What you have to do:
Extract the full listing below without altering a single character.
————
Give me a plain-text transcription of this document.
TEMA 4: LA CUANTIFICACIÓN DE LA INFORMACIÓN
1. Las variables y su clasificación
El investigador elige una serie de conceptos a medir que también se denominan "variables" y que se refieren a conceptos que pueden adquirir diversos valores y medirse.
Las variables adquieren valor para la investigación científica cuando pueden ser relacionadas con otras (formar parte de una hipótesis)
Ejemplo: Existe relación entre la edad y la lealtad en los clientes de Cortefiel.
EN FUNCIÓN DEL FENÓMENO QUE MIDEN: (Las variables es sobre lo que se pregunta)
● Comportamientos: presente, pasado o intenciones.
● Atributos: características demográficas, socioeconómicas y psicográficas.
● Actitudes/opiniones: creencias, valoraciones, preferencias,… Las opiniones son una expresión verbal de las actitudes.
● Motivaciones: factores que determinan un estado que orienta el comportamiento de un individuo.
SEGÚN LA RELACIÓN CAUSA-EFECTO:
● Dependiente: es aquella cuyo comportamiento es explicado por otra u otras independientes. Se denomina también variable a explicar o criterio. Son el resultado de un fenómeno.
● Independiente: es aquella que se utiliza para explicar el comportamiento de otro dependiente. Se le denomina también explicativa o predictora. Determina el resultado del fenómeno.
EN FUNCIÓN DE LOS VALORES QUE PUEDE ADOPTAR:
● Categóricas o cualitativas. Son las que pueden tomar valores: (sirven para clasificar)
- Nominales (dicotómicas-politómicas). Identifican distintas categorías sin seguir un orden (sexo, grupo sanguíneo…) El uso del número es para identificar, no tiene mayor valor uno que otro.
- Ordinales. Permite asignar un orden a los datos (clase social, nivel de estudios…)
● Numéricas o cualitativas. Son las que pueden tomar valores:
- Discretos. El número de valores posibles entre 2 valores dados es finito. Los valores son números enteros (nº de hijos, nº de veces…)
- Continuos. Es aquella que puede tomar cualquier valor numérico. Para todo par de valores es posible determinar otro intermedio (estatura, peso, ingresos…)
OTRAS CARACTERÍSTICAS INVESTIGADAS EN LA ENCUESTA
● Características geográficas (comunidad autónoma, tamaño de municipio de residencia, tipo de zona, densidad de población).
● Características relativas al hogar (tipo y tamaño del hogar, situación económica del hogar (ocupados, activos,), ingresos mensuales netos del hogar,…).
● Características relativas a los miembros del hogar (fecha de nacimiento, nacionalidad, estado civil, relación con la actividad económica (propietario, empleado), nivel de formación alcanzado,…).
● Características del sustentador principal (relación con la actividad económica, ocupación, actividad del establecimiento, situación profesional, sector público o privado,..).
————
Task result:
Give me a plain-text transcription of this document.
TEMA 4: LA CUANTIFICACIÓN DE LA INFORMACIÓN
1. Las variables y su clasificación
El investigador elige una serie de conceptos a medir que también se denominan "variables" y que se refieren a conceptos que pueden adquirir diversos valores y medirse.
Las variables adquieren valor para la investigación científica cuando pueden ser relacionadas con otras (formar parte de una hipótesis)
Ejemplo: Existe relación entre la edad y la lealtad en los clientes de Cortefiel.
EN FUNCIÓN DEL FENÓMENO QUE MIDEN: (Las variables es sobre lo que se pregunta)
● Comportamientos: presente, pasado o intenciones.
● Atributos: características demográficas, socioeconómicas y psicográficas.
● Actitudes/opiniones: creencias, valoraciones, preferencias,… Las opiniones son una expresión verbal de las actitudes.
● Motivaciones: factores que determinan un estado que orienta el comportamiento de un individuo.
SEGÚN LA RELACIÓN CAUSA-EFECTO:
● Dependiente: es aquella cuyo comportamiento es explicado por otra u otras independientes. Se denomina también variable a explicar o criterio. Son el resultado de un fenómeno.
● Independiente: es aquella que se utiliza para explicar el comportamiento de otro dependiente. Se le denomina también explicativa o predictora. Determina el resultado del fenómeno.
EN FUNCIÓN DE LOS VALORES QUE PUEDE ADOPTAR:
● Categóricas o cualitativas. Son las que pueden tomar valores: (sirven para clasificar)
- Nominales (dicotómicas-politómicas). Identifican distintas categorías sin seguir un orden (sexo, grupo sanguíneo…) El uso del número es para identificar, no tiene mayor valor uno que otro.
- Ordinales. Permite asignar un orden a los datos (clase social, nivel de estudios…)
● Numéricas o cualitativas. Son las que pueden tomar valores:
- Discretos. El número de valores posibles entre 2 valores dados es finito. Los valores son números enteros (nº de hijos, nº de veces…)
- Continuos. Es aquella que puede tomar cualquier valor numérico. Para todo par de valores es posible determinar otro intermedio (estatura, peso, ingresos…)
OTRAS CARACTERÍSTICAS INVESTIGADAS EN LA ENCUESTA
● Características geográficas (comunidad autónoma, tamaño de municipio de residencia, tipo de zona, densidad de población).
● Características relativas al hogar (tipo y tamaño del hogar, situación económica del hogar (ocupados, activos,), ingresos mensuales netos del hogar,…).
● Características relativas a los miembros del hogar (fecha de nacimiento, nacionalidad, estado civil, relación con la actividad económica (propietario, empleado), nivel de formación alcanzado,…).
● Características del sustentador principal (relación con la actividad económica, ocupación, actividad del establecimiento, situación profesional, sector público o privado,..).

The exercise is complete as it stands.